• GOAL:
Determine which lines of the records include the word "сильная", and copy them.

[Start SUPPLIED RECORDS]

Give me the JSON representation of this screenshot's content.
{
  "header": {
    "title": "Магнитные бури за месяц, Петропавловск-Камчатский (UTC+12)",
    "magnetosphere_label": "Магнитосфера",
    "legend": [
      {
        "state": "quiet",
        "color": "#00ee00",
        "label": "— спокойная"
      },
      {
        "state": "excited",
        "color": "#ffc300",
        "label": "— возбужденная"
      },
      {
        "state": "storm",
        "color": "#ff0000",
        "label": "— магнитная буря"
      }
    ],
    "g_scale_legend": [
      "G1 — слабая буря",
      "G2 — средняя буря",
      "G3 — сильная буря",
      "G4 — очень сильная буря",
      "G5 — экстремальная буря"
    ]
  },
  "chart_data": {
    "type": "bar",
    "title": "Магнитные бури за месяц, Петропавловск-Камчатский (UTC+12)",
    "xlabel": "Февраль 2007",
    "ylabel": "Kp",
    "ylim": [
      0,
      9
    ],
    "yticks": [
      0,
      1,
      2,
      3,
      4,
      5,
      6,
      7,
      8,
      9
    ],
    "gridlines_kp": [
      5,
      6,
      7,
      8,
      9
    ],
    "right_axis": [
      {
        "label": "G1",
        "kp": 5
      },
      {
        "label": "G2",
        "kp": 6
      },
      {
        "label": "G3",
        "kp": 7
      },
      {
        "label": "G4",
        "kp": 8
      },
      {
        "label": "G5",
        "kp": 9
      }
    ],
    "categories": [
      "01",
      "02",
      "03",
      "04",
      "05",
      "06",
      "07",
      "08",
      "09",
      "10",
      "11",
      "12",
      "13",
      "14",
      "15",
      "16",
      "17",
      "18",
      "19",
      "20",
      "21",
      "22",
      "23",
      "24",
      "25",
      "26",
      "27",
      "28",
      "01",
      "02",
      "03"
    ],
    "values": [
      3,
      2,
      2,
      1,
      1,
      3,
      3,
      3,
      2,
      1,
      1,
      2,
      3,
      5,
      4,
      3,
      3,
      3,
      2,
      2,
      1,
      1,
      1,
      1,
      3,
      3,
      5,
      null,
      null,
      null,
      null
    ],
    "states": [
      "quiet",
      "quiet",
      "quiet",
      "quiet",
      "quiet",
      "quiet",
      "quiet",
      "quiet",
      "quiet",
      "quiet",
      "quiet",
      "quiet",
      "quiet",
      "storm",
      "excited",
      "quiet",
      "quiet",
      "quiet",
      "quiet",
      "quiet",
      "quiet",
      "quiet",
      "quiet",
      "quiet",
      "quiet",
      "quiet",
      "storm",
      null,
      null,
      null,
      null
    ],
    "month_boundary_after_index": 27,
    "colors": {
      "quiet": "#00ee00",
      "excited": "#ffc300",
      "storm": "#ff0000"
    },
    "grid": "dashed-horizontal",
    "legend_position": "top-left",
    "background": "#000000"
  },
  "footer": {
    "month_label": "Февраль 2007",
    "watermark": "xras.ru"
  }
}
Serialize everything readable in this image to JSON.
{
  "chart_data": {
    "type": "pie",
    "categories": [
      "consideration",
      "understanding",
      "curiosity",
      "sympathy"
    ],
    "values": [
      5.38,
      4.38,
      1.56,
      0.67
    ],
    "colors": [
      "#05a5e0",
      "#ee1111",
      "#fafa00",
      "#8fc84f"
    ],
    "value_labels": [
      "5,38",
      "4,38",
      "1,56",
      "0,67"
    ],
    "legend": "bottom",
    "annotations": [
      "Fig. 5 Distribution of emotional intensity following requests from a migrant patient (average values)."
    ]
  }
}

[End SUPPLIED RECORDS]

• CORRECT RESULT:
      "G3 — сильная буря",
      "G4 — очень сильная буря",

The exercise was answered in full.